— start of Working data —

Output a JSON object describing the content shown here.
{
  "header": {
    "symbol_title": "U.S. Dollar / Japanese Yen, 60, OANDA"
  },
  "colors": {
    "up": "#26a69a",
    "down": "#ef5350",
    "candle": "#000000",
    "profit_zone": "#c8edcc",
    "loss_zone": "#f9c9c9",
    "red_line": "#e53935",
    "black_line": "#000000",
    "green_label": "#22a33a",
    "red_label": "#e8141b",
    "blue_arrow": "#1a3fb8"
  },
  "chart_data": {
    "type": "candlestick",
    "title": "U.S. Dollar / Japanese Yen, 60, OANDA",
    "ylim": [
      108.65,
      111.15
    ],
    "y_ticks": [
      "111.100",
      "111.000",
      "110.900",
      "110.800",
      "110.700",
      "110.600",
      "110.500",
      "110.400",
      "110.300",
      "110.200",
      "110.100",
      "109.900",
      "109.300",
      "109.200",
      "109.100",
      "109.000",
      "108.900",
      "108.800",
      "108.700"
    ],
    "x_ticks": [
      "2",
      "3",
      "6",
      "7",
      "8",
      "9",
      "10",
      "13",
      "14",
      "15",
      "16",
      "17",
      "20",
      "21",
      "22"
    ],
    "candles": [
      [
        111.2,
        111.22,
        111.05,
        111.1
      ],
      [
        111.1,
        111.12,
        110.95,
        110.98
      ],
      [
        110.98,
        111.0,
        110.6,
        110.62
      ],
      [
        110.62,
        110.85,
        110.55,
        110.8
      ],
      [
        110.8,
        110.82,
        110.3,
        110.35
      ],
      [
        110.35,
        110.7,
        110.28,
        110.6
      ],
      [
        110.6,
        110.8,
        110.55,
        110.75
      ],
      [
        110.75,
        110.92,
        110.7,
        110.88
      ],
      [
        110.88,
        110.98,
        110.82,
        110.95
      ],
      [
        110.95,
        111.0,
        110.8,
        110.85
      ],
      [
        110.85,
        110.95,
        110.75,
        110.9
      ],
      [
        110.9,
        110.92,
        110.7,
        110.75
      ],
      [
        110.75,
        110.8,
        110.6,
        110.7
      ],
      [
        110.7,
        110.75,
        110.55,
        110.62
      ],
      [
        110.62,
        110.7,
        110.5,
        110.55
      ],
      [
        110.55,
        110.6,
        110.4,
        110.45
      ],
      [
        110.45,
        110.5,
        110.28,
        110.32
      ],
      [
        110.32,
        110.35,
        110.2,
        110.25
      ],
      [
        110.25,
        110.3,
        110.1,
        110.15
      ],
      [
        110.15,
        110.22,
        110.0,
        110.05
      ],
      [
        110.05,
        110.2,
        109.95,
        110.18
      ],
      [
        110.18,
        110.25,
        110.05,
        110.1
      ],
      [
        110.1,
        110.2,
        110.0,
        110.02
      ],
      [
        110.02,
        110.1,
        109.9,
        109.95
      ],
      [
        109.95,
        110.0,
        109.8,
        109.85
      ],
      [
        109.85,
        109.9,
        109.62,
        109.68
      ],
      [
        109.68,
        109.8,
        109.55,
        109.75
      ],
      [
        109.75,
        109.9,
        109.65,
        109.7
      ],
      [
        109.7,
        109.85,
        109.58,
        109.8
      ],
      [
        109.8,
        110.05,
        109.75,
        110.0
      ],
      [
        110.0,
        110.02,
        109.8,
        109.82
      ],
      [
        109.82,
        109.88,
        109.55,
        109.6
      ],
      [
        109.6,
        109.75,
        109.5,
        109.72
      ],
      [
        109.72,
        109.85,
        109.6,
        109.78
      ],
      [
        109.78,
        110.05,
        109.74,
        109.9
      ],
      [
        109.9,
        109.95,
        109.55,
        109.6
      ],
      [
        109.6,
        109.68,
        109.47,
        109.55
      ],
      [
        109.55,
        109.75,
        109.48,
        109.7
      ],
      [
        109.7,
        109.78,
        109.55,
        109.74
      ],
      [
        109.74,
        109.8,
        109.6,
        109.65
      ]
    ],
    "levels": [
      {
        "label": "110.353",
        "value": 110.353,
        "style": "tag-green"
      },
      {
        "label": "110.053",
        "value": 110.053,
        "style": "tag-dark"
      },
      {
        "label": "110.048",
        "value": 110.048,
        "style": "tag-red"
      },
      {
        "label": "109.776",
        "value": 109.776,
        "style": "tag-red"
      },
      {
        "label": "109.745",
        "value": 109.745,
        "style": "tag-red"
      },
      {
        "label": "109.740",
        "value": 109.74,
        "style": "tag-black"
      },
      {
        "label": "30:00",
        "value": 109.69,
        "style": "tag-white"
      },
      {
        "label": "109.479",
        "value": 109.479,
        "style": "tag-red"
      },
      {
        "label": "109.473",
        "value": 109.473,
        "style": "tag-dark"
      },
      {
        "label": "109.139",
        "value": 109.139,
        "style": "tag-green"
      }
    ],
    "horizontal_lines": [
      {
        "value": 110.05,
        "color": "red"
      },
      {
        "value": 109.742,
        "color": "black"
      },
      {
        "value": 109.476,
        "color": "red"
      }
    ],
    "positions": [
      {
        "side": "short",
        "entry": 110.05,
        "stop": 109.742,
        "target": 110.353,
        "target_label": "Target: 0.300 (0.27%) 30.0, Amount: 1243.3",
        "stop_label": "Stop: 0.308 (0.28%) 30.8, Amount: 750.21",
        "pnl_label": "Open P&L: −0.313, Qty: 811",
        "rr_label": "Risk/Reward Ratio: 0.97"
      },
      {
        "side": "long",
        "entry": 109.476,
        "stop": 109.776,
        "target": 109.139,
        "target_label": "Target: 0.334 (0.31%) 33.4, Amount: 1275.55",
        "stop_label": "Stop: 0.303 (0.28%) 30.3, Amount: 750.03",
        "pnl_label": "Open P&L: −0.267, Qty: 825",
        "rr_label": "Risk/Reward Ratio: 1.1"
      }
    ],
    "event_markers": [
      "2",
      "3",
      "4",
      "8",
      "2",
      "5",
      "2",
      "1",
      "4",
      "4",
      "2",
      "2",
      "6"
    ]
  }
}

— end of Working data —

▶ **Instructions for the task**: Every line of the data above should be copied exactly.

▶ **Task output**:
Output a JSON object describing the content shown here.
{
  "header": {
    "symbol_title": "U.S. Dollar / Japanese Yen, 60, OANDA"
  },
  "colors": {
    "up": "#26a69a",
    "down": "#ef5350",
    "candle": "#000000",
    "profit_zone": "#c8edcc",
    "loss_zone": "#f9c9c9",
    "red_line": "#e53935",
    "black_line": "#000000",
    "green_label": "#22a33a",
    "red_label": "#e8141b",
    "blue_arrow": "#1a3fb8"
  },
  "chart_data": {
    "type": "candlestick",
    "title": "U.S. Dollar / Japanese Yen, 60, OANDA",
    "ylim": [
      108.65,
      111.15
    ],
    "y_ticks": [
      "111.100",
      "111.000",
      "110.900",
      "110.800",
      "110.700",
      "110.600",
      "110.500",
      "110.400",
      "110.300",
      "110.200",
      "110.100",
      "109.900",
      "109.300",
      "109.200",
      "109.100",
      "109.000",
      "108.900",
      "108.800",
      "108.700"
    ],
    "x_ticks": [
      "2",
      "3",
      "6",
      "7",
      "8",
      "9",
      "10",
      "13",
      "14",
      "15",
      "16",
      "17",
      "20",
      "21",
      "22"
    ],
    "candles": [
      [
        111.2,
        111.22,
        111.05,
        111.1
      ],
      [
        111.1,
        111.12,
        110.95,
        110.98
      ],
      [
        110.98,
        111.0,
        110.6,
        110.62
      ],
      [
        110.62,
        110.85,
        110.55,
        110.8
      ],
      [
        110.8,
        110.82,
        110.3,
        110.35
      ],
      [
        110.35,
        110.7,
        110.28,
        110.6
      ],
      [
        110.6,
        110.8,
        110.55,
        110.75
      ],
      [
        110.75,
        110.92,
        110.7,
        110.88
      ],
      [
        110.88,
        110.98,
        110.82,
        110.95
      ],
      [
        110.95,
        111.0,
        110.8,
        110.85
      ],
      [
        110.85,
        110.95,
        110.75,
        110.9
      ],
      [
        110.9,
        110.92,
        110.7,
        110.75
      ],
      [
        110.75,
        110.8,
        110.6,
        110.7
      ],
      [
        110.7,
        110.75,
        110.55,
        110.62
      ],
      [
        110.62,
        110.7,
        110.5,
        110.55
      ],
      [
        110.55,
        110.6,
        110.4,
        110.45
      ],
      [
        110.45,
        110.5,
        110.28,
        110.32
      ],
      [
        110.32,
        110.35,
        110.2,
        110.25
      ],
      [
        110.25,
        110.3,
        110.1,
        110.15
      ],
      [
        110.15,
        110.22,
        110.0,
        110.05
      ],
      [
        110.05,
        110.2,
        109.95,
        110.18
      ],
      [
        110.18,
        110.25,
        110.05,
        110.1
      ],
      [
        110.1,
        110.2,
        110.0,
        110.02
      ],
      [
        110.02,
        110.1,
        109.9,
        109.95
      ],
      [
        109.95,
        110.0,
        109.8,
        109.85
      ],
      [
        109.85,
        109.9,
        109.62,
        109.68
      ],
      [
        109.68,
        109.8,
        109.55,
        109.75
      ],
      [
        109.75,
        109.9,
        109.65,
        109.7
      ],
      [
        109.7,
        109.85,
        109.58,
        109.8
      ],
      [
        109.8,
        110.05,
        109.75,
        110.0
      ],
      [
        110.0,
        110.02,
        109.8,
        109.82
      ],
      [
        109.82,
        109.88,
        109.55,
        109.6
      ],
      [
        109.6,
        109.75,
        109.5,
        109.72
      ],
      [
        109.72,
        109.85,
        109.6,
        109.78
      ],
      [
        109.78,
        110.05,
        109.74,
        109.9
      ],
      [
        109.9,
        109.95,
        109.55,
        109.6
      ],
      [
        109.6,
        109.68,
        109.47,
        109.55
      ],
      [
        109.55,
        109.75,
        109.48,
        109.7
      ],
      [
        109.7,
        109.78,
        109.55,
        109.74
      ],
      [
        109.74,
        109.8,
        109.6,
        109.65
      ]
    ],
    "levels": [
      {
        "label": "110.353",
        "value": 110.353,
        "style": "tag-green"
      },
      {
        "label": "110.053",
        "value": 110.053,
        "style": "tag-dark"
      },
      {
        "label": "110.048",
        "value": 110.048,
        "style": "tag-red"
      },
      {
        "label": "109.776",
        "value": 109.776,
        "style": "tag-red"
      },
      {
        "label": "109.745",
        "value": 109.745,
        "style": "tag-red"
      },
      {
        "label": "109.740",
        "value": 109.74,
        "style": "tag-black"
      },
      {
        "label": "30:00",
        "value": 109.69,
        "style": "tag-white"
      },
      {
        "label": "109.479",
        "value": 109.479,
        "style": "tag-red"
      },
      {
        "label": "109.473",
        "value": 109.473,
        "style": "tag-dark"
      },
      {
        "label": "109.139",
        "value": 109.139,
        "style": "tag-green"
      }
    ],
    "horizontal_lines": [
      {
        "value": 110.05,
        "color": "red"
      },
      {
        "value": 109.742,
        "color": "black"
      },
      {
        "value": 109.476,
        "color": "red"
      }
    ],
    "positions": [
      {
        "side": "short",
        "entry": 110.05,
        "stop": 109.742,
        "target": 110.353,
        "target_label": "Target: 0.300 (0.27%) 30.0, Amount: 1243.3",
        "stop_label": "Stop: 0.308 (0.28%) 30.8, Amount: 750.21",
        "pnl_label": "Open P&L: −0.313, Qty: 811",
        "rr_label": "Risk/Reward Ratio: 0.97"
      },
      {
        "side": "long",
        "entry": 109.476,
        "stop": 109.776,
        "target": 109.139,
        "target_label": "Target: 0.334 (0.31%) 33.4, Amount: 1275.55",
        "stop_label": "Stop: 0.303 (0.28%) 30.3, Amount: 750.03",
        "pnl_label": "Open P&L: −0.267, Qty: 825",
        "rr_label": "Risk/Reward Ratio: 1.1"
      }
    ],
    "event_markers": [
      "2",
      "3",
      "4",
      "8",
      "2",
      "5",
      "2",
      "1",
      "4",
      "4",
      "2",
      "2",
      "6"
    ]
  }
}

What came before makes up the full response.